[PROBLEM DESCRIPTION]: List all the lines in these records that hold "après".

(Dataset items)
_ _ _ _
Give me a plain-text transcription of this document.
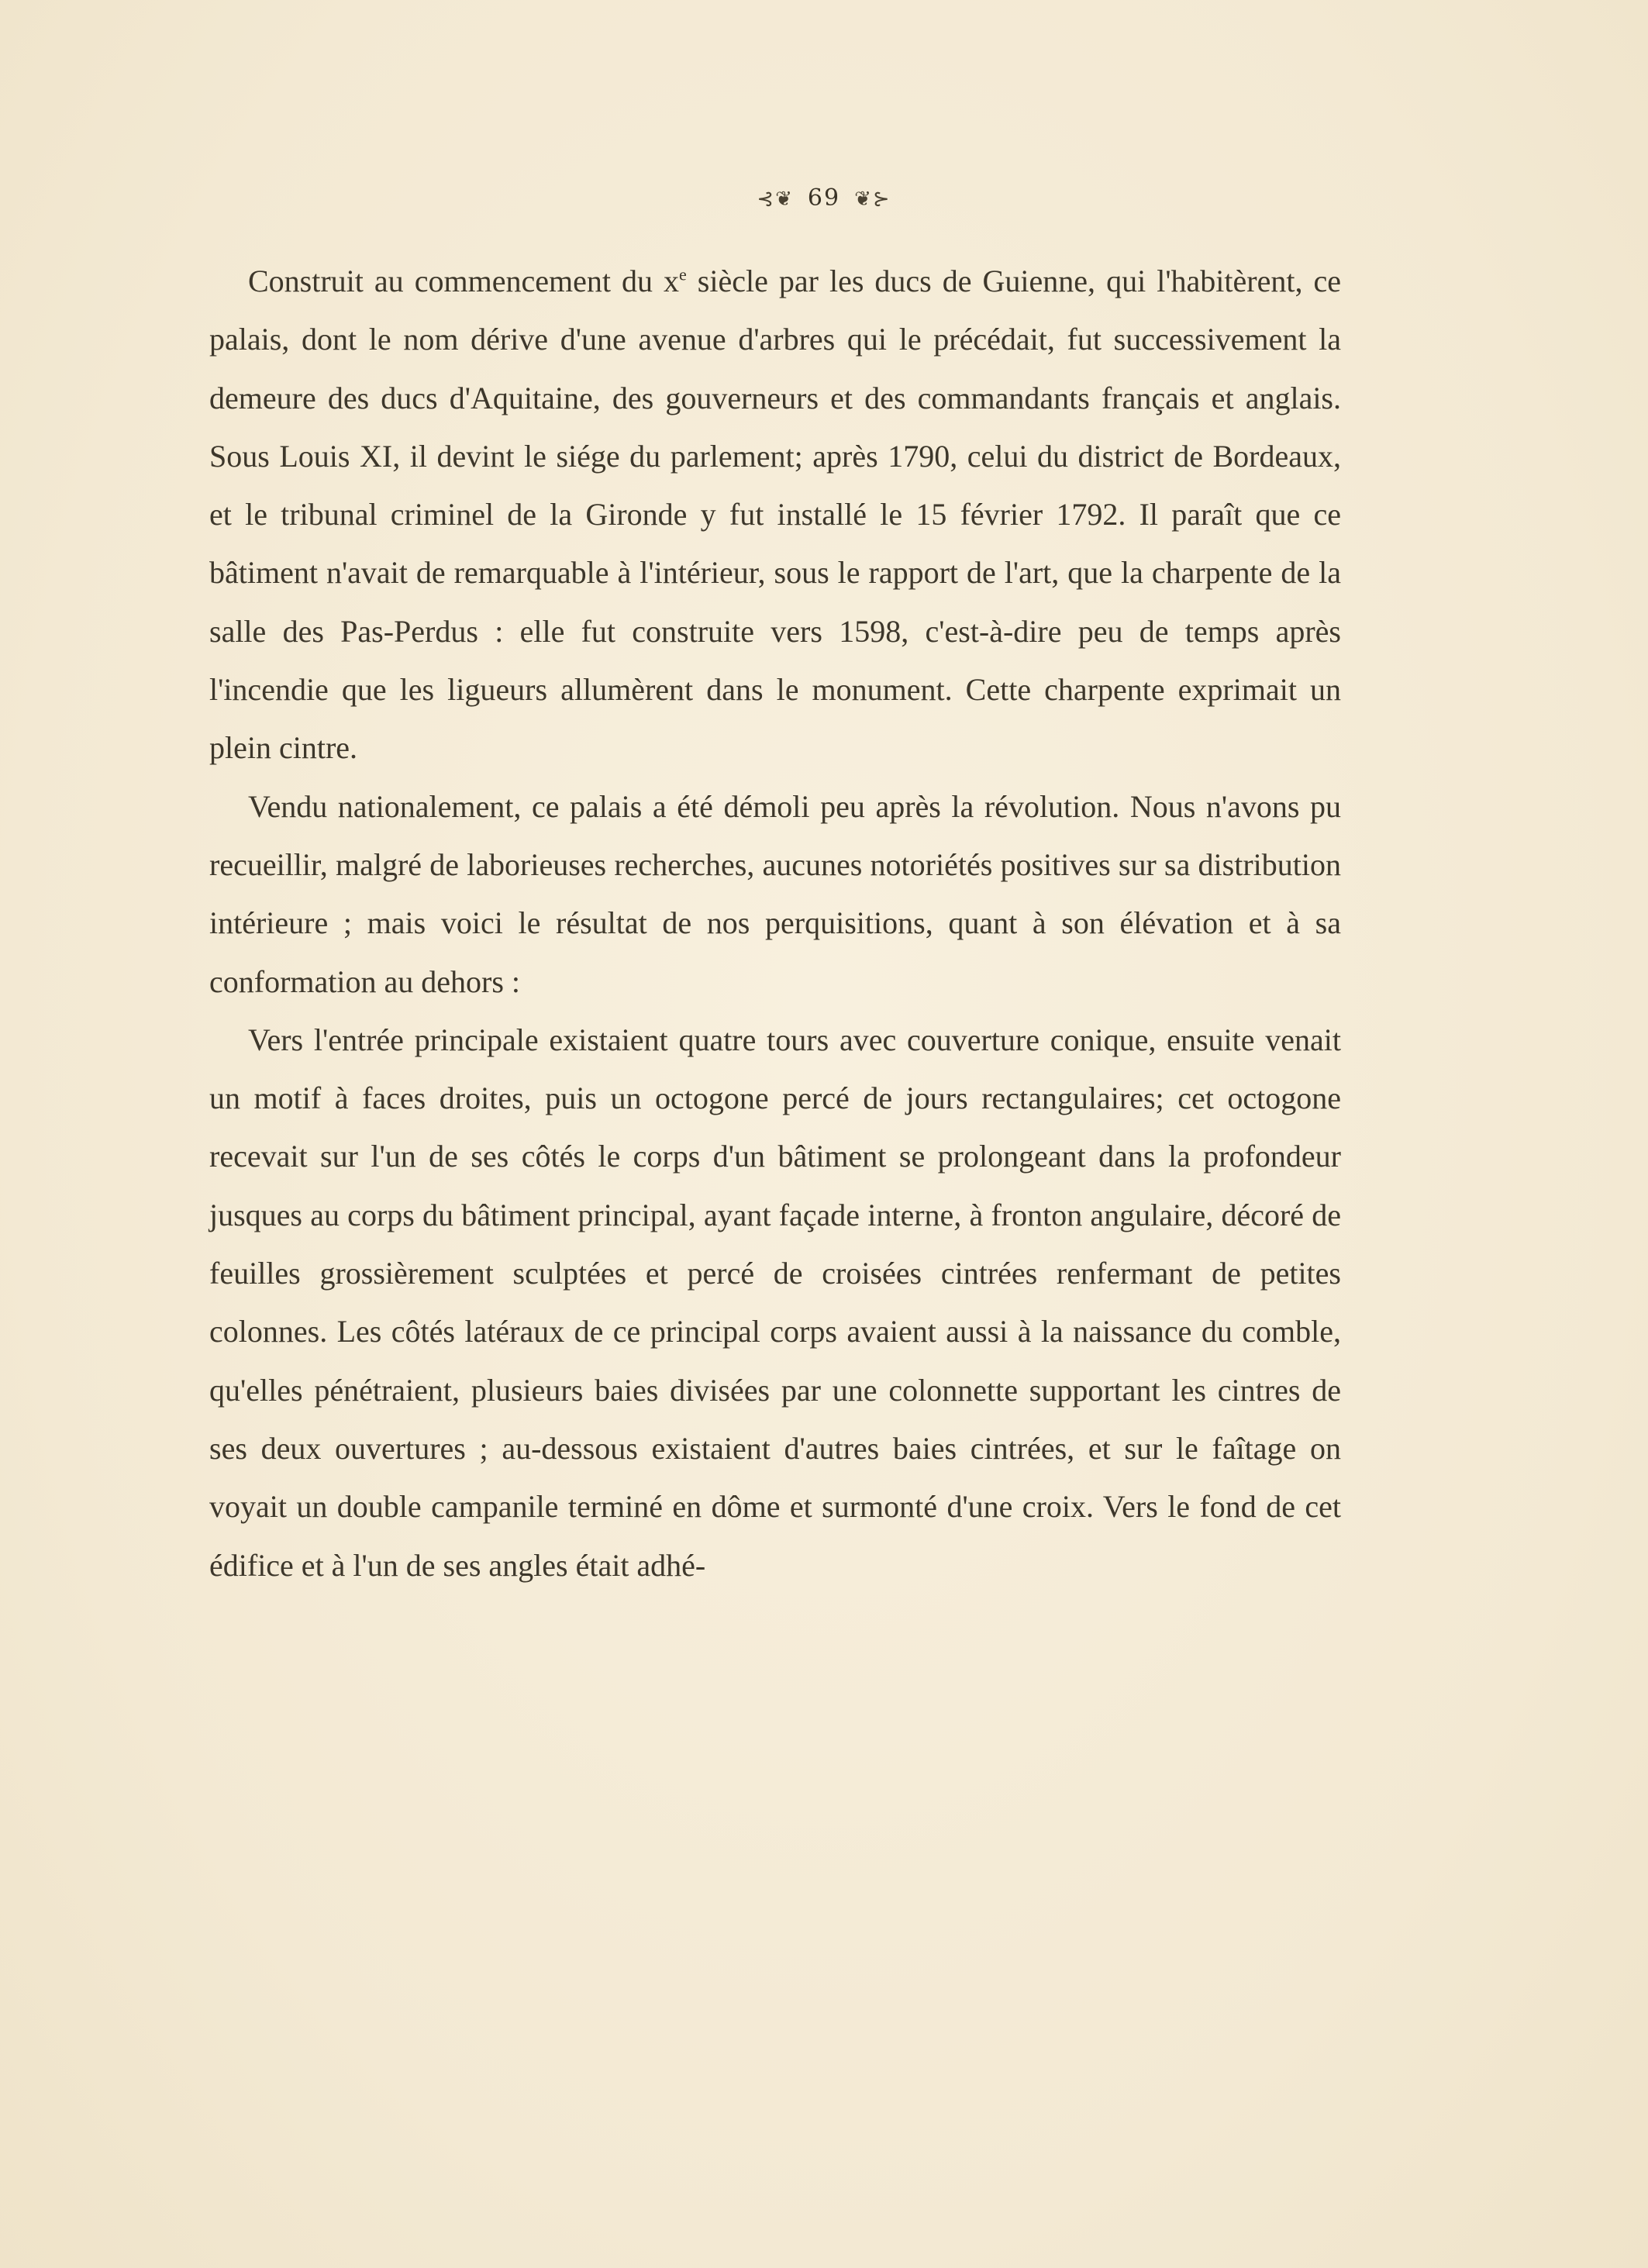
⊰❦ 69 ❦⊱

Construit au commencement du $x^e$ siècle par les ducs de Guienne, qui l'habitèrent, ce palais, dont le nom dérive d'une avenue d'arbres qui le précédait, fut successivement la demeure des ducs d'Aquitaine, des gouverneurs et des commandants français et anglais. Sous Louis XI, il devint le siége du parlement; après 1790, celui du district de Bordeaux, et le tribunal criminel de la Gironde y fut installé le 15 février 1792. Il paraît que ce bâtiment n'avait de remarquable à l'intérieur, sous le rapport de l'art, que la charpente de la salle des Pas-Perdus : elle fut construite vers 1598, c'est-à-dire peu de temps après l'incendie que les ligueurs allumèrent dans le monument. Cette charpente exprimait un plein cintre.

Vendu nationalement, ce palais a été démoli peu après la révolution. Nous n'avons pu recueillir, malgré de laborieuses recherches, aucunes notoriétés positives sur sa distribution intérieure ; mais voici le résultat de nos perquisitions, quant à son élévation et à sa conformation au dehors :

Vers l'entrée principale existaient quatre tours avec couverture conique, ensuite venait un motif à faces droites, puis un octogone percé de jours rectangulaires; cet octogone recevait sur l'un de ses côtés le corps d'un bâtiment se prolongeant dans la profondeur jusques au corps du bâtiment principal, ayant façade interne, à fronton angulaire, décoré de feuilles grossièrement sculptées et percé de croisées cintrées renfermant de petites colonnes. Les côtés latéraux de ce principal corps avaient aussi à la naissance du comble, qu'elles pénétraient, plusieurs baies divisées par une colonnette supportant les cintres de ses deux ouvertures ; au-dessous existaient d'autres baies cintrées, et sur le faîtage on voyait un double campanile terminé en dôme et surmonté d'une croix. Vers le fond de cet édifice et à l'un de ses angles était adhé-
_ _ _ _
[RESULT]:
Construit au commencement du $x^e$ siècle par les ducs de Guienne, qui l'habitèrent, ce palais, dont le nom dérive d'une avenue d'arbres qui le précédait, fut successivement la demeure des ducs d'Aquitaine, des gouverneurs et des commandants français et anglais. Sous Louis XI, il devint le siége du parlement; après 1790, celui du district de Bordeaux, et le tribunal criminel de la Gironde y fut installé le 15 février 1792. Il paraît que ce bâtiment n'avait de remarquable à l'intérieur, sous le rapport de l'art, que la charpente de la salle des Pas-Perdus : elle fut construite vers 1598, c'est-à-dire peu de temps après l'incendie que les ligueurs allumèrent dans le monument. Cette charpente exprimait un plein cintre.
Vendu nationalement, ce palais a été démoli peu après la révolution. Nous n'avons pu recueillir, malgré de laborieuses recherches, aucunes notoriétés positives sur sa distribution intérieure ; mais voici le résultat de nos perquisitions, quant à son élévation et à sa conformation au dehors :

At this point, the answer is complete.